─── Listed entries ───

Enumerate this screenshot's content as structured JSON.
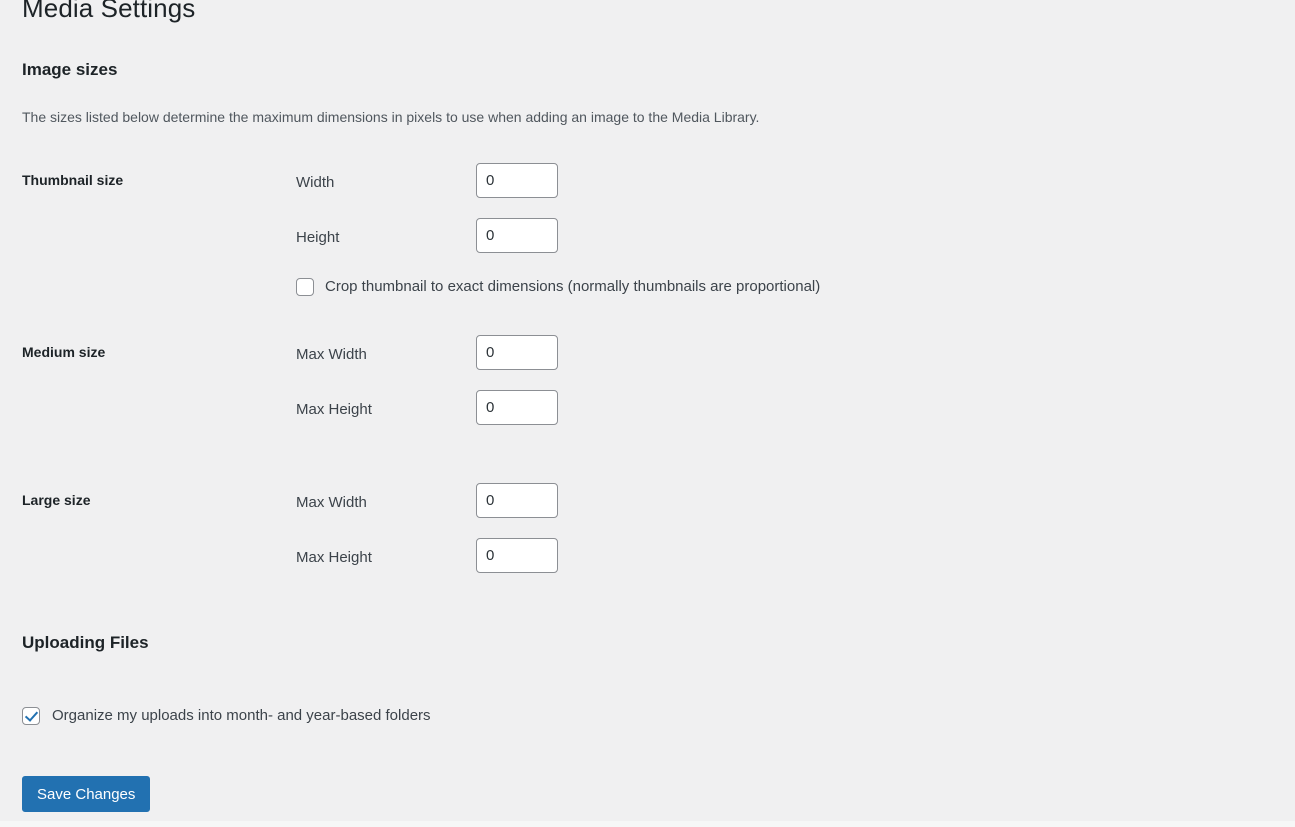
{
  "page": {
    "title": "Media Settings"
  },
  "image_sizes": {
    "heading": "Image sizes",
    "description": "The sizes listed below determine the maximum dimensions in pixels to use when adding an image to the Media Library.",
    "rows": [
      {
        "label": "Thumbnail size",
        "fields": [
          {
            "label": "Width",
            "value": "0"
          },
          {
            "label": "Height",
            "value": "0"
          }
        ],
        "checkbox": {
          "label": "Crop thumbnail to exact dimensions (normally thumbnails are proportional)",
          "checked": false
        }
      },
      {
        "label": "Medium size",
        "fields": [
          {
            "label": "Max Width",
            "value": "0"
          },
          {
            "label": "Max Height",
            "value": "0"
          }
        ]
      },
      {
        "label": "Large size",
        "fields": [
          {
            "label": "Max Width",
            "value": "0"
          },
          {
            "label": "Max Height",
            "value": "0"
          }
        ]
      }
    ]
  },
  "uploading_files": {
    "heading": "Uploading Files",
    "organize_uploads": {
      "label": "Organize my uploads into month- and year-based folders",
      "checked": true
    }
  },
  "actions": {
    "save_label": "Save Changes"
  },
  "colors": {
    "accent": "#2271b1",
    "background": "#f0f0f1",
    "heading_text": "#1d2327",
    "body_text": "#3c434a"
  }
}
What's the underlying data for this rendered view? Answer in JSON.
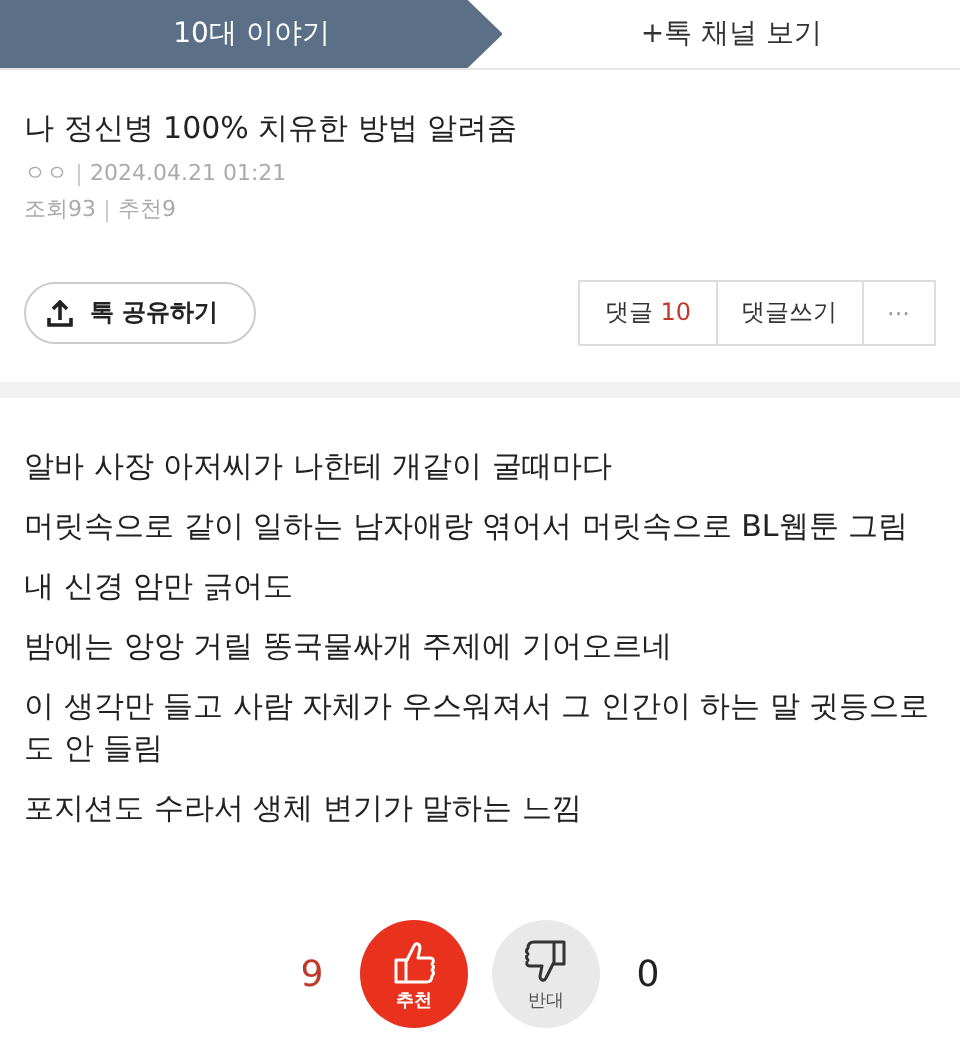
{
  "tabs": [
    {
      "label": "10대 이야기",
      "selected": true
    },
    {
      "label": "+톡 채널 보기",
      "selected": false
    }
  ],
  "post": {
    "title": "나 정신병 100% 치유한 방법 알려줌",
    "author": "ㅇㅇ",
    "date": "2024.04.21 01:21",
    "views": "조회93",
    "recommends": "추천9"
  },
  "share_button": "톡 공유하기",
  "comment_buttons": {
    "comments_label": "댓글",
    "comments_count": "10",
    "write": "댓글쓰기",
    "more": "···"
  },
  "body": [
    "알바 사장 아저씨가 나한테 개같이 굴때마다",
    "머릿속으로 같이 일하는 남자애랑 엮어서 머릿속으로 BL웹툰 그림",
    "내 신경 암만 긁어도",
    "밤에는 앙앙 거릴 똥국물싸개 주제에 기어오르네",
    "이 생각만 들고 사람 자체가 우스워져서 그 인간이 하는 말 귓등으로 도 안 들림",
    "포지션도 수라서 생체 변기가 말하는 느낌"
  ],
  "votes": [
    {
      "kind": "up",
      "count": "9",
      "label": "추천",
      "selected": true
    },
    {
      "kind": "down",
      "count": "0",
      "label": "반대",
      "selected": false
    }
  ]
}
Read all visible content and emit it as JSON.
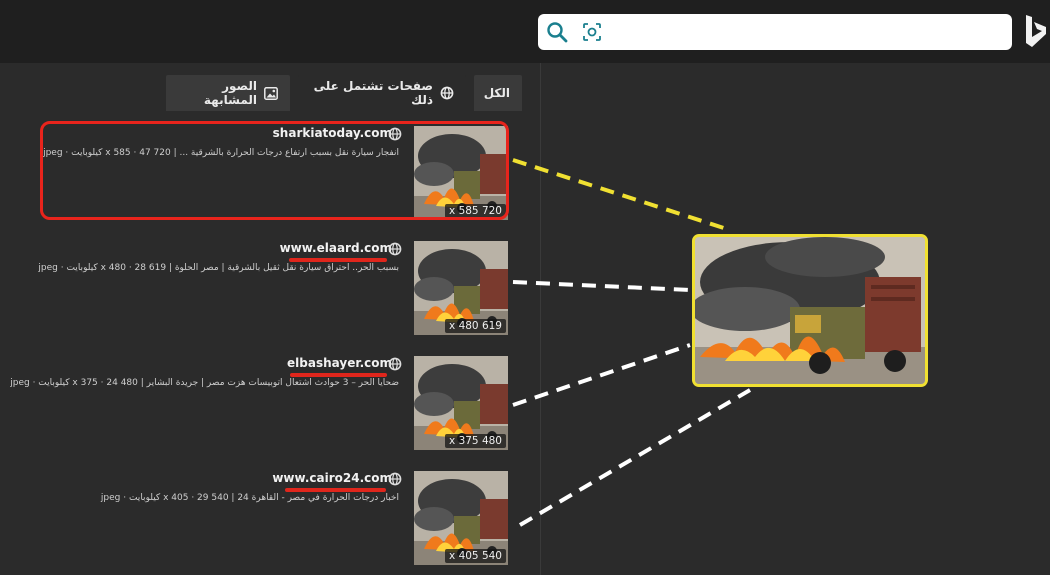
{
  "search": {
    "value": "",
    "placeholder": ""
  },
  "tabs": [
    {
      "label": "الكل",
      "icon": "none"
    },
    {
      "label": "صفحات تشتمل على ذلك",
      "icon": "globe-icon"
    },
    {
      "label": "الصور المشابهة",
      "icon": "image-icon"
    }
  ],
  "results": [
    {
      "site": "sharkiatoday.com",
      "description": "انفجار سيارة نقل بسبب ارتفاع درجات الحرارة بالشرقية ... | 720 47 · 585 x كيلوبايت · jpeg",
      "dims": "x 585 720"
    },
    {
      "site": "www.elaard.com",
      "description": "بسبب الحر.. احتراق سيارة نقل ثقيل بالشرقية | مصر الحلوة | 619 28 · 480 x كيلوبايت · jpeg",
      "dims": "x 480 619"
    },
    {
      "site": "elbashayer.com",
      "description": "ضحايا الحر – 3 حوادث اشتعال اتوبيسات هزت مصر | جريدة البشاير | 480 24 · 375 x كيلوبايت · jpeg",
      "dims": "x 375 480"
    },
    {
      "site": "www.cairo24.com",
      "description": "اخبار درجات الحرارة في مصر - القاهرة 24 | 540 29 · 405 x كيلوبايت · jpeg",
      "dims": "x 405 540"
    }
  ],
  "colors": {
    "highlight_red": "#e8241c",
    "highlight_yellow": "#f0e032",
    "accent_teal": "#1a7f8e"
  }
}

───

▸ **What is needed**:
Identify the lines that contain the string "dimensions", and copy every one of them.

▸ **Task result**:
    "description": "The sizes listed below determine the maximum dimensions in pixels to use when adding an image to the Media Library.",
          "label": "Crop thumbnail to exact dimensions (normally thumbnails are proportional)",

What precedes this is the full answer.